## Aim of the task
Work out how many lines in the entries below include the word "такъ". Give nothing but the number.

## Given entries

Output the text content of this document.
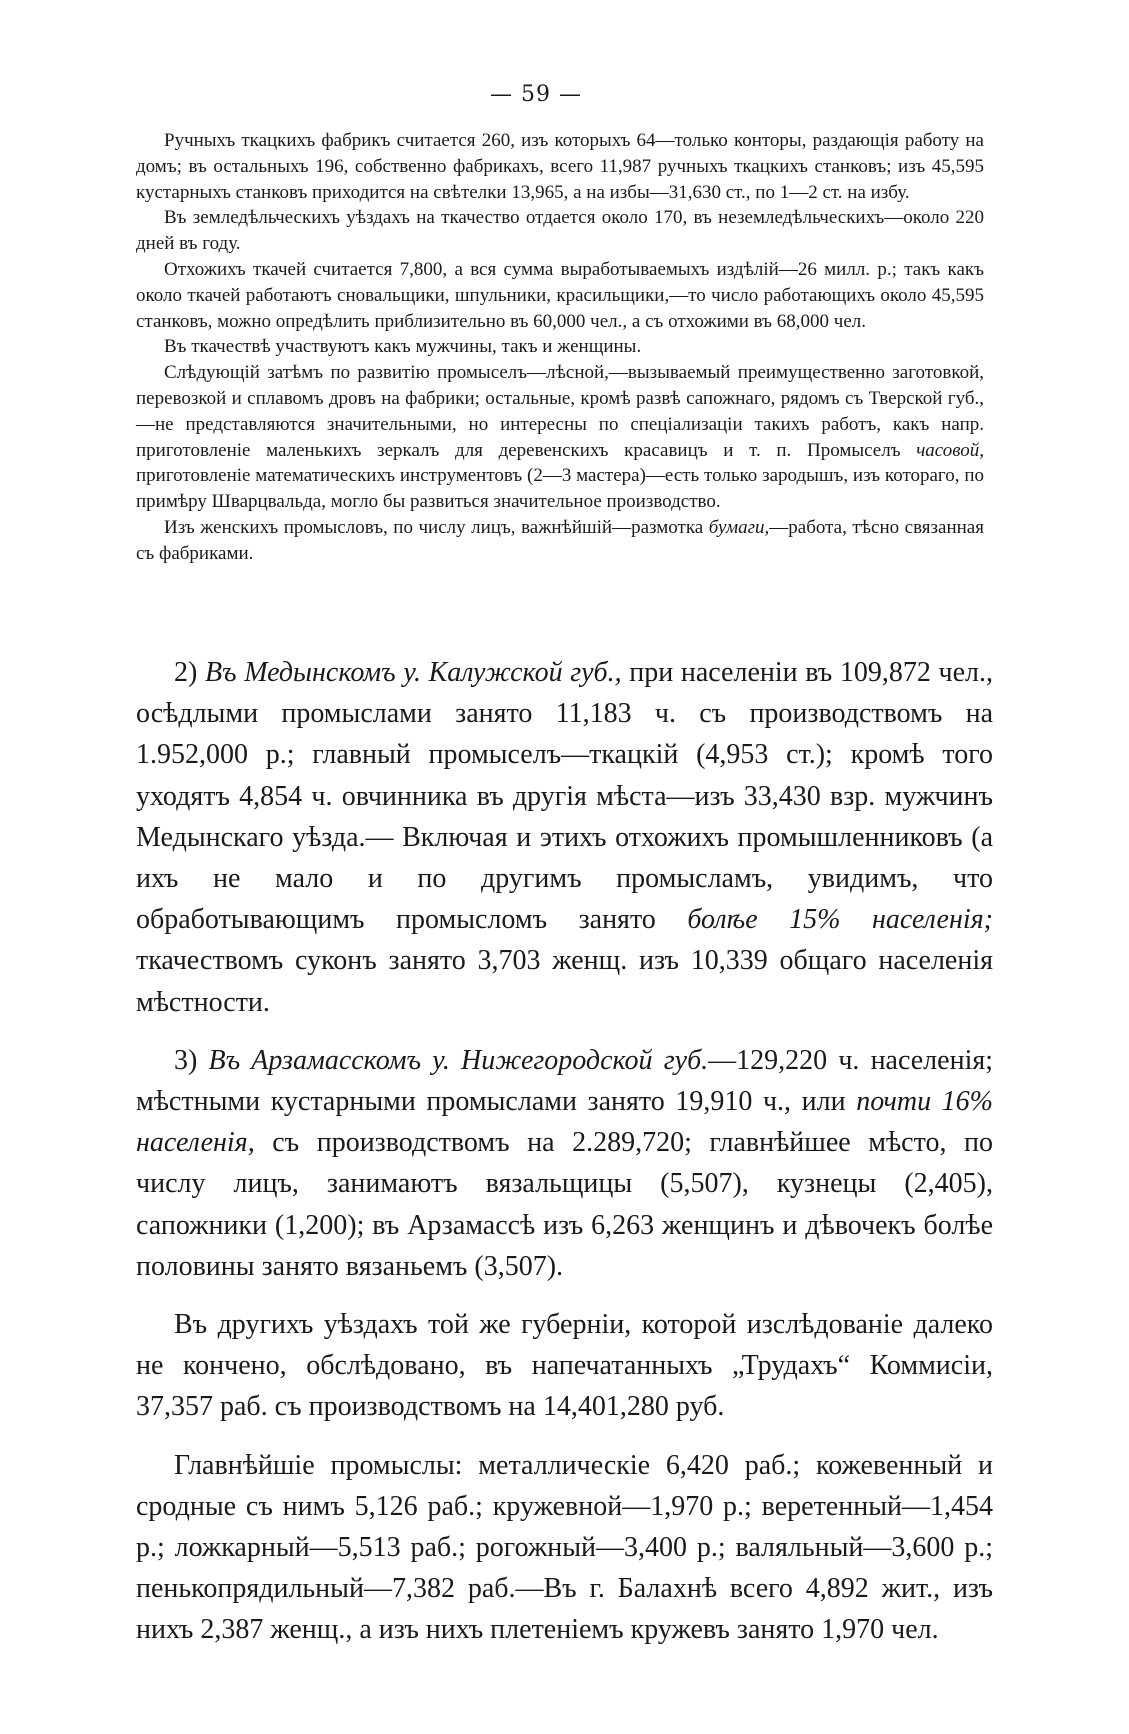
— 59 —

Ручныхъ ткацкихъ фабрикъ считается 260, изъ которыхъ 64—только конторы, раздающія работу на домъ; въ остальныхъ 196, собственно фабрикахъ, всего 11,987 ручныхъ ткацкихъ станковъ; изъ 45,595 кустарныхъ станковъ приходится на свѣтелки 13,965, а на избы—31,630 ст., по 1—2 ст. на избу.

Въ земледѣльческихъ уѣздахъ на ткачество отдается около 170, въ неземледѣльческихъ—около 220 дней въ году.

Отхожихъ ткачей считается 7,800, а вся сумма выработываемыхъ издѣлій—26 милл. р.; такъ какъ около ткачей работаютъ сновальщики, шпульники, красильщики,—то число работающихъ около 45,595 станковъ, можно опредѣлить приблизительно въ 60,000 чел., а съ отхожими въ 68,000 чел.

Въ ткачествѣ участвуютъ какъ мужчины, такъ и женщины.

Слѣдующій затѣмъ по развитію промыселъ—лѣсной,—вызываемый преимущественно заготовкой, перевозкой и сплавомъ дровъ на фабрики; остальные, кромѣ развѣ сапожнаго, рядомъ съ Тверской губ.,—не представляются значительными, но интересны по спеціализаціи такихъ работъ, какъ напр. приготовленіе маленькихъ зеркалъ для деревенскихъ красавицъ и т. п. Промыселъ часовой, приготовленіе математическихъ инструментовъ (2—3 мастера)—есть только зародышъ, изъ котораго, по примѣру Шварцвальда, могло бы развиться значительное производство.

Изъ женскихъ промысловъ, по числу лицъ, важнѣйшій—размотка бумаги,—работа, тѣсно связанная съ фабриками.

2) Въ Медынскомъ у. Калужской губ., при населеніи въ 109,872 чел., осѣдлыми промыслами занято 11,183 ч. съ производствомъ на 1.952,000 р.; главный промыселъ—ткацкій (4,953 ст.); кромѣ того уходятъ 4,854 ч. овчинника въ другія мѣста—изъ 33,430 взр. мужчинъ Медынскаго уѣзда.— Включая и этихъ отхожихъ промышленниковъ (а ихъ не мало и по другимъ промысламъ, увидимъ, что обработывающимъ промысломъ занято болѣе 15% населенія; ткачествомъ суконъ занято 3,703 женщ. изъ 10,339 общаго населенія мѣстности.

3) Въ Арзамасскомъ у. Нижегородской губ.—129,220 ч. населенія; мѣстными кустарными промыслами занято 19,910 ч., или почти 16% населенія, съ производствомъ на 2.289,720; главнѣйшее мѣсто, по числу лицъ, занимаютъ вязальщицы (5,507), кузнецы (2,405), сапожники (1,200); въ Арзамассѣ изъ 6,263 женщинъ и дѣвочекъ болѣе половины занято вязаньемъ (3,507).

Въ другихъ уѣздахъ той же губерніи, которой изслѣдованіе далеко не кончено, обслѣдовано, въ напечатанныхъ „Трудахъ“ Коммисіи, 37,357 раб. съ производствомъ на 14,401,280 руб.

Главнѣйшіе промыслы: металлическіе 6,420 раб.; кожевенный и сродные съ нимъ 5,126 раб.; кружевной—1,970 р.; веретенный—1,454 р.; ложкарный—5,513 раб.; рогожный—3,400 р.; валяльный—3,600 р.; пенькопрядильный—7,382 раб.—Въ г. Балахнѣ всего 4,892 жит., изъ нихъ 2,387 женщ., а изъ нихъ плетеніемъ кружевъ занято 1,970 чел.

## Correct answer
2